Prompt
Write out the records again, exactly, leaving none out.

Data for the task
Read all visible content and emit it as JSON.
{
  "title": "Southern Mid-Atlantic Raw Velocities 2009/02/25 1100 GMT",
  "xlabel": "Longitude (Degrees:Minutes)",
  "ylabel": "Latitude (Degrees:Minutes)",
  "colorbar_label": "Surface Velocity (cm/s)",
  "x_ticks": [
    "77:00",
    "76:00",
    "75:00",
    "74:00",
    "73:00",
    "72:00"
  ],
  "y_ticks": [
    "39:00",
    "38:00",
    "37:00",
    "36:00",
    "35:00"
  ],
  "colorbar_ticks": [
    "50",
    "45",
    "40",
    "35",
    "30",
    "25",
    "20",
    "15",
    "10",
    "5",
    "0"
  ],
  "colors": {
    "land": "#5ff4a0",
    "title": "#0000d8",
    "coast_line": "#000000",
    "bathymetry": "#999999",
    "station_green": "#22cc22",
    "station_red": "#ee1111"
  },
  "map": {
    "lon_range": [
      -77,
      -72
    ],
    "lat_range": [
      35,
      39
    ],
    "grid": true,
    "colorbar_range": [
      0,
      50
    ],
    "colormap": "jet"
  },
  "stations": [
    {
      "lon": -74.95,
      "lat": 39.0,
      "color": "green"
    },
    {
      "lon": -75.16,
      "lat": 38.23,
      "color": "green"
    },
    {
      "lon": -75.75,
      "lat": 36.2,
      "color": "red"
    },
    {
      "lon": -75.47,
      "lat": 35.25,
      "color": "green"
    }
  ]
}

Worked solution
Read all visible content and emit it as JSON.
{
  "title": "Southern Mid-Atlantic Raw Velocities 2009/02/25 1100 GMT",
  "xlabel": "Longitude (Degrees:Minutes)",
  "ylabel": "Latitude (Degrees:Minutes)",
  "colorbar_label": "Surface Velocity (cm/s)",
  "x_ticks": [
    "77:00",
    "76:00",
    "75:00",
    "74:00",
    "73:00",
    "72:00"
  ],
  "y_ticks": [
    "39:00",
    "38:00",
    "37:00",
    "36:00",
    "35:00"
  ],
  "colorbar_ticks": [
    "50",
    "45",
    "40",
    "35",
    "30",
    "25",
    "20",
    "15",
    "10",
    "5",
    "0"
  ],
  "colors": {
    "land": "#5ff4a0",
    "title": "#0000d8",
    "coast_line": "#000000",
    "bathymetry": "#999999",
    "station_green": "#22cc22",
    "station_red": "#ee1111"
  },
  "map": {
    "lon_range": [
      -77,
      -72
    ],
    "lat_range": [
      35,
      39
    ],
    "grid": true,
    "colorbar_range": [
      0,
      50
    ],
    "colormap": "jet"
  },
  "stations": [
    {
      "lon": -74.95,
      "lat": 39.0,
      "color": "green"
    },
    {
      "lon": -75.16,
      "lat": 38.23,
      "color": "green"
    },
    {
      "lon": -75.75,
      "lat": 36.2,
      "color": "red"
    },
    {
      "lon": -75.47,
      "lat": 35.25,
      "color": "green"
    }
  ]
}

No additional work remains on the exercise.